- _Exercise instructions_: Are you able to quote each entry exactly as written?

^^^^^^^^

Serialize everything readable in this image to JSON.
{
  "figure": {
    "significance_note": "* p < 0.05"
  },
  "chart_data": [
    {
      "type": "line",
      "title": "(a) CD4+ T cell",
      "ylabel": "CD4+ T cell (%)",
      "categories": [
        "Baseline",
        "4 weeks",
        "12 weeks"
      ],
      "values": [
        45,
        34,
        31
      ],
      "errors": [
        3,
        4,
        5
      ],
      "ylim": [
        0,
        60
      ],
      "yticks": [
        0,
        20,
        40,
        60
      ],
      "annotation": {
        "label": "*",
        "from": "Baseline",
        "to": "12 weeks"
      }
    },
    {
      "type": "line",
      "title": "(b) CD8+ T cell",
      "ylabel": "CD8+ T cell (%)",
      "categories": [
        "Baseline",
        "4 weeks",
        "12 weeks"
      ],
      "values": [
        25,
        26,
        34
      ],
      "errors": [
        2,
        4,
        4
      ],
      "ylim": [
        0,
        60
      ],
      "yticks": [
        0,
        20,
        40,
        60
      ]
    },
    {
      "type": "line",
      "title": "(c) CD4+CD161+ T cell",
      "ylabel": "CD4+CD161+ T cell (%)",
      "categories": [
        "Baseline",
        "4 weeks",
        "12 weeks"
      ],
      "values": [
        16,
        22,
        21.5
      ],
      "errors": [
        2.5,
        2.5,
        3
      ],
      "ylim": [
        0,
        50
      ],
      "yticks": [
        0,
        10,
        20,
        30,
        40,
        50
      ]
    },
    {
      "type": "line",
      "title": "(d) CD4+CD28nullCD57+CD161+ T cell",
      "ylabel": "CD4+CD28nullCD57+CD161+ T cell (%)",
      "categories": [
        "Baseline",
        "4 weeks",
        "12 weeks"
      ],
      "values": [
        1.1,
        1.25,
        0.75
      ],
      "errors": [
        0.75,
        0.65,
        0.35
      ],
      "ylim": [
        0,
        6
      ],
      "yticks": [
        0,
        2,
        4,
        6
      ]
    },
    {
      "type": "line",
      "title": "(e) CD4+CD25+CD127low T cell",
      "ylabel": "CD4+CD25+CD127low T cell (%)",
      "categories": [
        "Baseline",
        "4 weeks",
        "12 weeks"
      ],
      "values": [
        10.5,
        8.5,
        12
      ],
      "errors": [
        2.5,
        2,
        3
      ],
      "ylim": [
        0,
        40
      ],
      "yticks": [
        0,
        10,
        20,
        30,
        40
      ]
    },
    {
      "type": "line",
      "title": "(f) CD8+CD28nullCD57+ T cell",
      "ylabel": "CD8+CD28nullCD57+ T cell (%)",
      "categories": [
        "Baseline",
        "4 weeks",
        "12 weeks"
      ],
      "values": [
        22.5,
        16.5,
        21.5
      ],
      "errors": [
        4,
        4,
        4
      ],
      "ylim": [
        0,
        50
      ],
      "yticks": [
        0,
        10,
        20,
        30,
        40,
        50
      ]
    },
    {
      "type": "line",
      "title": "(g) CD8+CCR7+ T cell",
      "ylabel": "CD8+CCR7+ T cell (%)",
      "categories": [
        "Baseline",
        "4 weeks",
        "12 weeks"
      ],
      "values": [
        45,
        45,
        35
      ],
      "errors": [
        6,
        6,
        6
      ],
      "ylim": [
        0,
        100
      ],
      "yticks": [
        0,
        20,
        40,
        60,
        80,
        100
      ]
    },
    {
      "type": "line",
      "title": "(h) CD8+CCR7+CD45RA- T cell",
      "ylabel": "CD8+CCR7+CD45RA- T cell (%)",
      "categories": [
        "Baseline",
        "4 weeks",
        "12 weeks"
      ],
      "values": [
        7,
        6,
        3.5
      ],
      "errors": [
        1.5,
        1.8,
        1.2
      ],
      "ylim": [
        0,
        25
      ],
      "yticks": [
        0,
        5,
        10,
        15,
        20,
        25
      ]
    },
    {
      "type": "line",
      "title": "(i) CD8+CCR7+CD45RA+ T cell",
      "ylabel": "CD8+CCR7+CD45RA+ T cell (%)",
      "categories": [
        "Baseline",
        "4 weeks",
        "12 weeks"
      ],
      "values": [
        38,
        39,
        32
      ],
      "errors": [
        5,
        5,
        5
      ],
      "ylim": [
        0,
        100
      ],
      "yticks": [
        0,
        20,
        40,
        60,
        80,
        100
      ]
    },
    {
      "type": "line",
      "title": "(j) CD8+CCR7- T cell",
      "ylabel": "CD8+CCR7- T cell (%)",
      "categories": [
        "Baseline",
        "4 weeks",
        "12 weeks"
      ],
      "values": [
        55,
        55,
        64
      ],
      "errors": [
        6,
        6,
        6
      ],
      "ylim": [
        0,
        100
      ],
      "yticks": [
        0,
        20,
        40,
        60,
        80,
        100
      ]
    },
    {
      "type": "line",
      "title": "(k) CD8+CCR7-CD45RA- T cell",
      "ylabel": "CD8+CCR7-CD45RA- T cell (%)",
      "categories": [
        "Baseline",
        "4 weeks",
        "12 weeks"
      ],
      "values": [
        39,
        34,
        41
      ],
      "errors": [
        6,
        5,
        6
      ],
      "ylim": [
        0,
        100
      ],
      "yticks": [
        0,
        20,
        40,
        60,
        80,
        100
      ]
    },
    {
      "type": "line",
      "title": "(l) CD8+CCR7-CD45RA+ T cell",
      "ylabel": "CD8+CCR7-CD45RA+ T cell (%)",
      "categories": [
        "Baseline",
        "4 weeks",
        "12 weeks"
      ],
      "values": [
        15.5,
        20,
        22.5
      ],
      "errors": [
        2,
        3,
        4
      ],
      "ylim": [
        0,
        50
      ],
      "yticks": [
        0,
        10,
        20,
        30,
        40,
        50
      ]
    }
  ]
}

^^^^^^^^

- _Solved problem_:
Serialize everything readable in this image to JSON.
{
  "figure": {
    "significance_note": "* p < 0.05"
  },
  "chart_data": [
    {
      "type": "line",
      "title": "(a) CD4+ T cell",
      "ylabel": "CD4+ T cell (%)",
      "categories": [
        "Baseline",
        "4 weeks",
        "12 weeks"
      ],
      "values": [
        45,
        34,
        31
      ],
      "errors": [
        3,
        4,
        5
      ],
      "ylim": [
        0,
        60
      ],
      "yticks": [
        0,
        20,
        40,
        60
      ],
      "annotation": {
        "label": "*",
        "from": "Baseline",
        "to": "12 weeks"
      }
    },
    {
      "type": "line",
      "title": "(b) CD8+ T cell",
      "ylabel": "CD8+ T cell (%)",
      "categories": [
        "Baseline",
        "4 weeks",
        "12 weeks"
      ],
      "values": [
        25,
        26,
        34
      ],
      "errors": [
        2,
        4,
        4
      ],
      "ylim": [
        0,
        60
      ],
      "yticks": [
        0,
        20,
        40,
        60
      ]
    },
    {
      "type": "line",
      "title": "(c) CD4+CD161+ T cell",
      "ylabel": "CD4+CD161+ T cell (%)",
      "categories": [
        "Baseline",
        "4 weeks",
        "12 weeks"
      ],
      "values": [
        16,
        22,
        21.5
      ],
      "errors": [
        2.5,
        2.5,
        3
      ],
      "ylim": [
        0,
        50
      ],
      "yticks": [
        0,
        10,
        20,
        30,
        40,
        50
      ]
    },
    {
      "type": "line",
      "title": "(d) CD4+CD28nullCD57+CD161+ T cell",
      "ylabel": "CD4+CD28nullCD57+CD161+ T cell (%)",
      "categories": [
        "Baseline",
        "4 weeks",
        "12 weeks"
      ],
      "values": [
        1.1,
        1.25,
        0.75
      ],
      "errors": [
        0.75,
        0.65,
        0.35
      ],
      "ylim": [
        0,
        6
      ],
      "yticks": [
        0,
        2,
        4,
        6
      ]
    },
    {
      "type": "line",
      "title": "(e) CD4+CD25+CD127low T cell",
      "ylabel": "CD4+CD25+CD127low T cell (%)",
      "categories": [
        "Baseline",
        "4 weeks",
        "12 weeks"
      ],
      "values": [
        10.5,
        8.5,
        12
      ],
      "errors": [
        2.5,
        2,
        3
      ],
      "ylim": [
        0,
        40
      ],
      "yticks": [
        0,
        10,
        20,
        30,
        40
      ]
    },
    {
      "type": "line",
      "title": "(f) CD8+CD28nullCD57+ T cell",
      "ylabel": "CD8+CD28nullCD57+ T cell (%)",
      "categories": [
        "Baseline",
        "4 weeks",
        "12 weeks"
      ],
      "values": [
        22.5,
        16.5,
        21.5
      ],
      "errors": [
        4,
        4,
        4
      ],
      "ylim": [
        0,
        50
      ],
      "yticks": [
        0,
        10,
        20,
        30,
        40,
        50
      ]
    },
    {
      "type": "line",
      "title": "(g) CD8+CCR7+ T cell",
      "ylabel": "CD8+CCR7+ T cell (%)",
      "categories": [
        "Baseline",
        "4 weeks",
        "12 weeks"
      ],
      "values": [
        45,
        45,
        35
      ],
      "errors": [
        6,
        6,
        6
      ],
      "ylim": [
        0,
        100
      ],
      "yticks": [
        0,
        20,
        40,
        60,
        80,
        100
      ]
    },
    {
      "type": "line",
      "title": "(h) CD8+CCR7+CD45RA- T cell",
      "ylabel": "CD8+CCR7+CD45RA- T cell (%)",
      "categories": [
        "Baseline",
        "4 weeks",
        "12 weeks"
      ],
      "values": [
        7,
        6,
        3.5
      ],
      "errors": [
        1.5,
        1.8,
        1.2
      ],
      "ylim": [
        0,
        25
      ],
      "yticks": [
        0,
        5,
        10,
        15,
        20,
        25
      ]
    },
    {
      "type": "line",
      "title": "(i) CD8+CCR7+CD45RA+ T cell",
      "ylabel": "CD8+CCR7+CD45RA+ T cell (%)",
      "categories": [
        "Baseline",
        "4 weeks",
        "12 weeks"
      ],
      "values": [
        38,
        39,
        32
      ],
      "errors": [
        5,
        5,
        5
      ],
      "ylim": [
        0,
        100
      ],
      "yticks": [
        0,
        20,
        40,
        60,
        80,
        100
      ]
    },
    {
      "type": "line",
      "title": "(j) CD8+CCR7- T cell",
      "ylabel": "CD8+CCR7- T cell (%)",
      "categories": [
        "Baseline",
        "4 weeks",
        "12 weeks"
      ],
      "values": [
        55,
        55,
        64
      ],
      "errors": [
        6,
        6,
        6
      ],
      "ylim": [
        0,
        100
      ],
      "yticks": [
        0,
        20,
        40,
        60,
        80,
        100
      ]
    },
    {
      "type": "line",
      "title": "(k) CD8+CCR7-CD45RA- T cell",
      "ylabel": "CD8+CCR7-CD45RA- T cell (%)",
      "categories": [
        "Baseline",
        "4 weeks",
        "12 weeks"
      ],
      "values": [
        39,
        34,
        41
      ],
      "errors": [
        6,
        5,
        6
      ],
      "ylim": [
        0,
        100
      ],
      "yticks": [
        0,
        20,
        40,
        60,
        80,
        100
      ]
    },
    {
      "type": "line",
      "title": "(l) CD8+CCR7-CD45RA+ T cell",
      "ylabel": "CD8+CCR7-CD45RA+ T cell (%)",
      "categories": [
        "Baseline",
        "4 weeks",
        "12 weeks"
      ],
      "values": [
        15.5,
        20,
        22.5
      ],
      "errors": [
        2,
        3,
        4
      ],
      "ylim": [
        0,
        50
      ],
      "yticks": [
        0,
        10,
        20,
        30,
        40,
        50
      ]
    }
  ]
}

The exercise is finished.